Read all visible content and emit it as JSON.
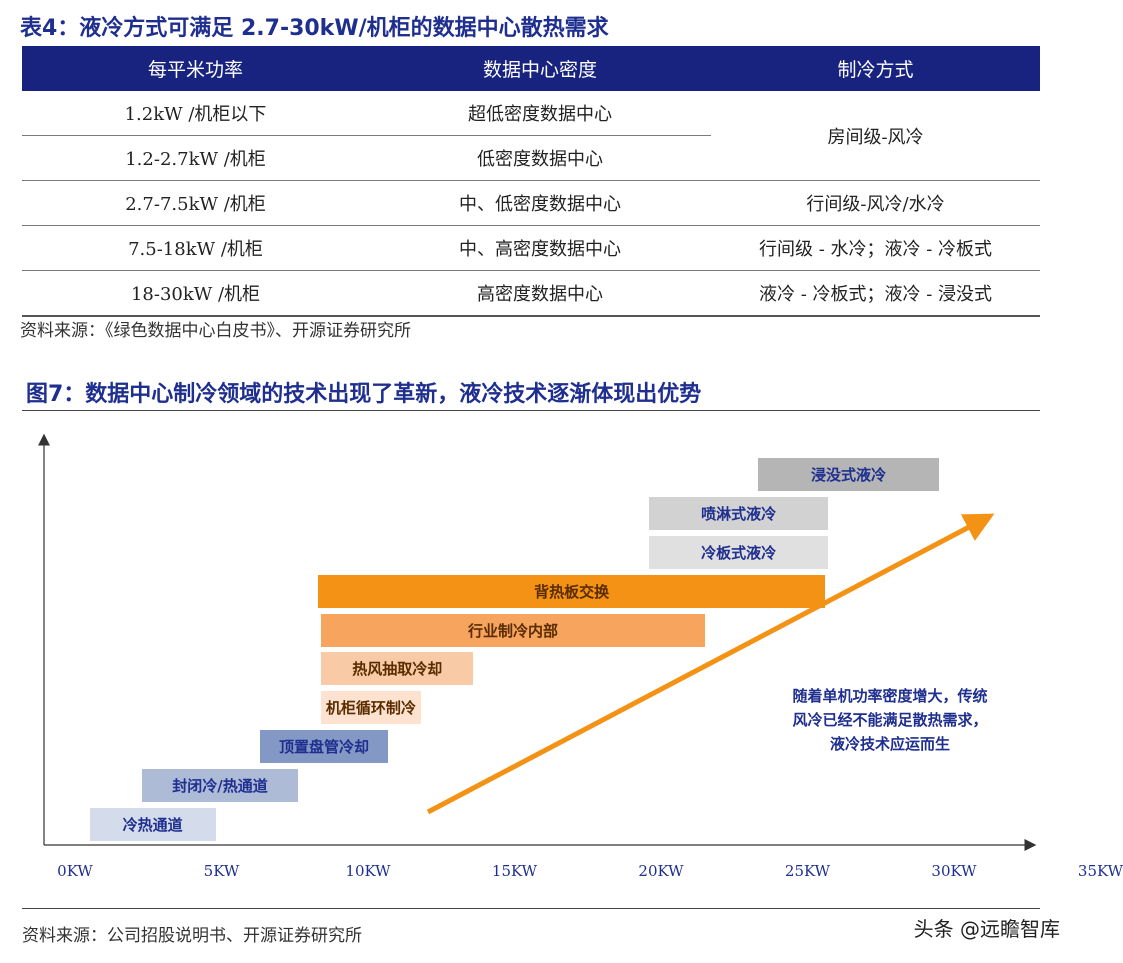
{
  "table4": {
    "title": "表4：液冷方式可满足 2.7-30kW/机柜的数据中心散热需求",
    "headers": [
      "每平米功率",
      "数据中心密度",
      "制冷方式"
    ],
    "rows": [
      [
        "1.2kW /机柜以下",
        "超低密度数据中心",
        "房间级-风冷"
      ],
      [
        "1.2-2.7kW /机柜",
        "低密度数据中心"
      ],
      [
        "2.7-7.5kW /机柜",
        "中、低密度数据中心",
        "行间级-风冷/水冷"
      ],
      [
        "7.5-18kW /机柜",
        "中、高密度数据中心",
        "行间级 - 水冷；液冷 - 冷板式"
      ],
      [
        "18-30kW /机柜",
        "高密度数据中心",
        "液冷 - 冷板式；液冷 - 浸没式"
      ]
    ],
    "source": "资料来源：《绿色数据中心白皮书》、开源证券研究所"
  },
  "figure7": {
    "title": "图7：数据中心制冷领域的技术出现了革新，液冷技术逐渐体现出优势",
    "x_ticks": [
      "0KW",
      "5KW",
      "10KW",
      "15KW",
      "20KW",
      "25KW",
      "30KW",
      "35KW"
    ],
    "bars": [
      {
        "label": "冷热通道",
        "start_kw": 0.5,
        "end_kw": 4.8,
        "color": "#d4dcec"
      },
      {
        "label": "封闭冷/热通道",
        "start_kw": 2.3,
        "end_kw": 7.6,
        "color": "#adbbd7"
      },
      {
        "label": "顶置盘管冷却",
        "start_kw": 6.3,
        "end_kw": 10.7,
        "color": "#8498c5"
      },
      {
        "label": "机柜循环制冷",
        "start_kw": 8.4,
        "end_kw": 11.8,
        "color": "#fde3cf"
      },
      {
        "label": "热风抽取冷却",
        "start_kw": 8.4,
        "end_kw": 13.6,
        "color": "#f9caa6"
      },
      {
        "label": "行业制冷内部",
        "start_kw": 8.4,
        "end_kw": 21.5,
        "color": "#f6a45e"
      },
      {
        "label": "背热板交换",
        "start_kw": 8.3,
        "end_kw": 25.6,
        "color": "#f39214"
      },
      {
        "label": "冷板式液冷",
        "start_kw": 19.6,
        "end_kw": 25.7,
        "color": "#e0e0e0"
      },
      {
        "label": "喷淋式液冷",
        "start_kw": 19.6,
        "end_kw": 25.7,
        "color": "#d2d2d2"
      },
      {
        "label": "浸没式液冷",
        "start_kw": 23.3,
        "end_kw": 29.5,
        "color": "#b5b5b5"
      }
    ],
    "note_lines": [
      "随着单机功率密度增大，传统",
      "风冷已经不能满足散热需求，",
      "液冷技术应运而生"
    ],
    "source": "资料来源：公司招股说明书、开源证券研究所",
    "watermark": "头条 @远瞻智库",
    "colors": {
      "title": "#1f2f8f",
      "header_bg": "#17237f",
      "arrow": "#f39214"
    }
  }
}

# # # #

## Request
Retype each entry precisely. Skip images entirely.

## Response to the exercise
Read all visible content and emit it as JSON.
{
  "table4": {
    "title": "表4：液冷方式可满足 2.7-30kW/机柜的数据中心散热需求",
    "headers": [
      "每平米功率",
      "数据中心密度",
      "制冷方式"
    ],
    "rows": [
      [
        "1.2kW /机柜以下",
        "超低密度数据中心",
        "房间级-风冷"
      ],
      [
        "1.2-2.7kW /机柜",
        "低密度数据中心"
      ],
      [
        "2.7-7.5kW /机柜",
        "中、低密度数据中心",
        "行间级-风冷/水冷"
      ],
      [
        "7.5-18kW /机柜",
        "中、高密度数据中心",
        "行间级 - 水冷；液冷 - 冷板式"
      ],
      [
        "18-30kW /机柜",
        "高密度数据中心",
        "液冷 - 冷板式；液冷 - 浸没式"
      ]
    ],
    "source": "资料来源：《绿色数据中心白皮书》、开源证券研究所"
  },
  "figure7": {
    "title": "图7：数据中心制冷领域的技术出现了革新，液冷技术逐渐体现出优势",
    "x_ticks": [
      "0KW",
      "5KW",
      "10KW",
      "15KW",
      "20KW",
      "25KW",
      "30KW",
      "35KW"
    ],
    "bars": [
      {
        "label": "冷热通道",
        "start_kw": 0.5,
        "end_kw": 4.8,
        "color": "#d4dcec"
      },
      {
        "label": "封闭冷/热通道",
        "start_kw": 2.3,
        "end_kw": 7.6,
        "color": "#adbbd7"
      },
      {
        "label": "顶置盘管冷却",
        "start_kw": 6.3,
        "end_kw": 10.7,
        "color": "#8498c5"
      },
      {
        "label": "机柜循环制冷",
        "start_kw": 8.4,
        "end_kw": 11.8,
        "color": "#fde3cf"
      },
      {
        "label": "热风抽取冷却",
        "start_kw": 8.4,
        "end_kw": 13.6,
        "color": "#f9caa6"
      },
      {
        "label": "行业制冷内部",
        "start_kw": 8.4,
        "end_kw": 21.5,
        "color": "#f6a45e"
      },
      {
        "label": "背热板交换",
        "start_kw": 8.3,
        "end_kw": 25.6,
        "color": "#f39214"
      },
      {
        "label": "冷板式液冷",
        "start_kw": 19.6,
        "end_kw": 25.7,
        "color": "#e0e0e0"
      },
      {
        "label": "喷淋式液冷",
        "start_kw": 19.6,
        "end_kw": 25.7,
        "color": "#d2d2d2"
      },
      {
        "label": "浸没式液冷",
        "start_kw": 23.3,
        "end_kw": 29.5,
        "color": "#b5b5b5"
      }
    ],
    "note_lines": [
      "随着单机功率密度增大，传统",
      "风冷已经不能满足散热需求，",
      "液冷技术应运而生"
    ],
    "source": "资料来源：公司招股说明书、开源证券研究所",
    "watermark": "头条 @远瞻智库",
    "colors": {
      "title": "#1f2f8f",
      "header_bg": "#17237f",
      "arrow": "#f39214"
    }
  }
}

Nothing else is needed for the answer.